■ EXERCISE OBJECTIVE: Which lines include the word "name"? Copy each of them.

□ □ □ □ □

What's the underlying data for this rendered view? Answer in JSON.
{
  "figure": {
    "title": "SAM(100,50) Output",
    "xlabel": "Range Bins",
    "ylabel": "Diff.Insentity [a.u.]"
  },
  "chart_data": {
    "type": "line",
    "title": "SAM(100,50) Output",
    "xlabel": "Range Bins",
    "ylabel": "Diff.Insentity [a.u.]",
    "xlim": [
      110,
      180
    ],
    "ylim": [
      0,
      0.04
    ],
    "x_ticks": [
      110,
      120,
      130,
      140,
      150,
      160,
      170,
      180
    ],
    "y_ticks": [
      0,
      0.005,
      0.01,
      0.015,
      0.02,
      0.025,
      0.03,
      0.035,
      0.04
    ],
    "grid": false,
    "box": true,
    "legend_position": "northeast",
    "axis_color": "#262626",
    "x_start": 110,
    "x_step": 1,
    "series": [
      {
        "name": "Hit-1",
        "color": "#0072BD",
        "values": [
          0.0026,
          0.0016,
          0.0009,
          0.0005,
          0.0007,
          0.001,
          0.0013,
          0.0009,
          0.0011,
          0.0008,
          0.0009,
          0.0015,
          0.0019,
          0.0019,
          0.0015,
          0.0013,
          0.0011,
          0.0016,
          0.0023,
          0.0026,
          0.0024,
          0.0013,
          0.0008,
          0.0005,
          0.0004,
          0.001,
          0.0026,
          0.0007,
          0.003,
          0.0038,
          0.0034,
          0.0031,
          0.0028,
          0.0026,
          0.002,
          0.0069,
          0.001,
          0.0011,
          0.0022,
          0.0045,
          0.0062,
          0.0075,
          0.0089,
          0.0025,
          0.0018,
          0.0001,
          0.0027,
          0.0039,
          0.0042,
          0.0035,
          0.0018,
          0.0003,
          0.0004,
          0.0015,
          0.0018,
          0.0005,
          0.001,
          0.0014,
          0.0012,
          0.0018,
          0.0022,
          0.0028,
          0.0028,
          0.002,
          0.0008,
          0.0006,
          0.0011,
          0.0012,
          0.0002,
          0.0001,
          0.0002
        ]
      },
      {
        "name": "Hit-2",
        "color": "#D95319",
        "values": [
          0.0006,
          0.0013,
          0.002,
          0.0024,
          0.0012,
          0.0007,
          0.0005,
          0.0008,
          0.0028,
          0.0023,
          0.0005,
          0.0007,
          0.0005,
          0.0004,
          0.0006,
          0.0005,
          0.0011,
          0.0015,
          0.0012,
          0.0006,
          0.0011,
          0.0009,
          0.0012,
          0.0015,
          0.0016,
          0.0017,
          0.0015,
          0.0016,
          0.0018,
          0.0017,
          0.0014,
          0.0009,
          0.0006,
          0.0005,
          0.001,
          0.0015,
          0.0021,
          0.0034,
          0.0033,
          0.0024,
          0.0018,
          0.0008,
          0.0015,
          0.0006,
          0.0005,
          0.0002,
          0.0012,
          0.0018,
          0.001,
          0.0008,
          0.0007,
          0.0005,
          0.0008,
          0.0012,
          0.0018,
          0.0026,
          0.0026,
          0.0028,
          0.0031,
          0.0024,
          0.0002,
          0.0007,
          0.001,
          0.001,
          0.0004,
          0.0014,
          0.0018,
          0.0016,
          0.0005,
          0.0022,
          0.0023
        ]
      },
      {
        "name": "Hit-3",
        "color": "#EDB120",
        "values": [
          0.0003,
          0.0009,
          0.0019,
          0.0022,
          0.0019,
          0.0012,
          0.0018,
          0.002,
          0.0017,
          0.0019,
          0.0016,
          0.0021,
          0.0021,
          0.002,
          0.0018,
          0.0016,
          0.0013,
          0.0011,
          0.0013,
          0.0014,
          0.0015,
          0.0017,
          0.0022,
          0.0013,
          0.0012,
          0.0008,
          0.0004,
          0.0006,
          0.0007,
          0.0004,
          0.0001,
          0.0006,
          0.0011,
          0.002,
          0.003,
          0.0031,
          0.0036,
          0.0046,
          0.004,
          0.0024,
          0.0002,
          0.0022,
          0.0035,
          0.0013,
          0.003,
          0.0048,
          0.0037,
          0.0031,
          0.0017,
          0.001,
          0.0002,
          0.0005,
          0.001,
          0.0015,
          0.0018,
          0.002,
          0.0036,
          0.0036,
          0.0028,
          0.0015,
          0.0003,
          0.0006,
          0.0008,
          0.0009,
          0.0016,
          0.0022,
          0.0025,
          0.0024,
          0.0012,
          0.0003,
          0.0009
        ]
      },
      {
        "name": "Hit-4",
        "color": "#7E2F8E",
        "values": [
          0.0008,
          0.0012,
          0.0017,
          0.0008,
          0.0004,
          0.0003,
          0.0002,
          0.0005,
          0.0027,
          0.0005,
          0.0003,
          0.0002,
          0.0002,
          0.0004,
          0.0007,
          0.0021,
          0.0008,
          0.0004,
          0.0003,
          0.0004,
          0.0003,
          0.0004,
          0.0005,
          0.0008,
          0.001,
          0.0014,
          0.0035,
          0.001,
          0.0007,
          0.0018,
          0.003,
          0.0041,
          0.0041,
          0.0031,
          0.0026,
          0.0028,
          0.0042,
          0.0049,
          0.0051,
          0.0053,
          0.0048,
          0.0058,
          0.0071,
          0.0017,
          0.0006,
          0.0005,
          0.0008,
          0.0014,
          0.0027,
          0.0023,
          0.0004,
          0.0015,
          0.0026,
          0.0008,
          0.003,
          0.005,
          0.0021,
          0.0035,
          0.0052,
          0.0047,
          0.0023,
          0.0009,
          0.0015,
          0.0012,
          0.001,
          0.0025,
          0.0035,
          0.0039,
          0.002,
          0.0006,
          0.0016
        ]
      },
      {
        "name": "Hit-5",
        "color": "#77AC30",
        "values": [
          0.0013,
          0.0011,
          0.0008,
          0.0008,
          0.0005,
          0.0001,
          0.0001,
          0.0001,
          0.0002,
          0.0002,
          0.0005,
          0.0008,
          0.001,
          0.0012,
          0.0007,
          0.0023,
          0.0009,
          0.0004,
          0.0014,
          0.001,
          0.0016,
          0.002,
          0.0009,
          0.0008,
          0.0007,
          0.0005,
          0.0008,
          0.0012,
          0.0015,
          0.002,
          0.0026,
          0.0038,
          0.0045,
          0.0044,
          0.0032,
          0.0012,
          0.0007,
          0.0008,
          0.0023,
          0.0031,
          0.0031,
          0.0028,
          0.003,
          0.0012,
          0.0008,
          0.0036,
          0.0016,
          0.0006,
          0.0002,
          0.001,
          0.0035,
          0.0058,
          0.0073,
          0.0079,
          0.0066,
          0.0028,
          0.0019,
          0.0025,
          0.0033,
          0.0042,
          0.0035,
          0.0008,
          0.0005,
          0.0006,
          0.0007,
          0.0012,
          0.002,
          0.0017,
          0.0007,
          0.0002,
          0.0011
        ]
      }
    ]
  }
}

□ □ □ □ □

■ TASK OUTPUT:
        "name": "Hit-1",
        "name": "Hit-2",
        "name": "Hit-3",
        "name": "Hit-4",
        "name": "Hit-5",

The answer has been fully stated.